Your task is to retype all of the records below with complete accuracy.
━━━━━━━━━━━━━━━━━━━━━━━━━━━━━━
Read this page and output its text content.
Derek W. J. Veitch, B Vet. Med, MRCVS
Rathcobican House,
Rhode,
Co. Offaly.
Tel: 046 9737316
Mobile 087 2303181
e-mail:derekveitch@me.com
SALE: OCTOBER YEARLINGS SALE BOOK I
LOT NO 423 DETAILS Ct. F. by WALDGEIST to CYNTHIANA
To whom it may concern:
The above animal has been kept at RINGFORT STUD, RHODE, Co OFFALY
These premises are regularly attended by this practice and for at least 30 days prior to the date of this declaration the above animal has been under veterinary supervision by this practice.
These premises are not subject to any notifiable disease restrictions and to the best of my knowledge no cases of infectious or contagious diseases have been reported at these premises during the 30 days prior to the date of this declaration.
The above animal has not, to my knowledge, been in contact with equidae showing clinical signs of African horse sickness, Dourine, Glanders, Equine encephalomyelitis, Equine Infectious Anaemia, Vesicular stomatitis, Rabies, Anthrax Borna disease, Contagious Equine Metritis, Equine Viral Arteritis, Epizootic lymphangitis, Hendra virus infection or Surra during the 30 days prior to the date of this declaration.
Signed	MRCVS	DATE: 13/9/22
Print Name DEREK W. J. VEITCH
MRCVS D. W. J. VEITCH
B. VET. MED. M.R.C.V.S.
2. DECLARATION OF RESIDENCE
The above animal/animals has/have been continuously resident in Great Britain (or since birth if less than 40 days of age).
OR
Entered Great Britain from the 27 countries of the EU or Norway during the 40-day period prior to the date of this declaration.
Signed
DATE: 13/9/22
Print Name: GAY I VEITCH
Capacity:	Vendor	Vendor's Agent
━━━━━━━━━━━━━━━━━━━━━━━━━━━━━━
ANSWER AREA =>
Read this page and output its text content.
Derek W. J. Veitch, B Vet. Med, MRCVS
Rathcobican House,
Rhode,
Co. Offaly.
Tel: 046 9737316
Mobile 087 2303181
e-mail:derekveitch@me.com
SALE: OCTOBER YEARLINGS SALE BOOK I
LOT NO 423 DETAILS Ct. F. by WALDGEIST to CYNTHIANA
To whom it may concern:
The above animal has been kept at RINGFORT STUD, RHODE, Co OFFALY
These premises are regularly attended by this practice and for at least 30 days prior to the date of this declaration the above animal has been under veterinary supervision by this practice.
These premises are not subject to any notifiable disease restrictions and to the best of my knowledge no cases of infectious or contagious diseases have been reported at these premises during the 30 days prior to the date of this declaration.
The above animal has not, to my knowledge, been in contact with equidae showing clinical signs of African horse sickness, Dourine, Glanders, Equine encephalomyelitis, Equine Infectious Anaemia, Vesicular stomatitis, Rabies, Anthrax Borna disease, Contagious Equine Metritis, Equine Viral Arteritis, Epizootic lymphangitis, Hendra virus infection or Surra during the 30 days prior to the date of this declaration.
Signed	MRCVS	DATE: 13/9/22
Print Name DEREK W. J. VEITCH
MRCVS D. W. J. VEITCH
B. VET. MED. M.R.C.V.S.
2. DECLARATION OF RESIDENCE
The above animal/animals has/have been continuously resident in Great Britain (or since birth if less than 40 days of age).
OR
Entered Great Britain from the 27 countries of the EU or Norway during the 40-day period prior to the date of this declaration.
Signed
DATE: 13/9/22
Print Name: GAY I VEITCH
Capacity:	Vendor	Vendor's Agent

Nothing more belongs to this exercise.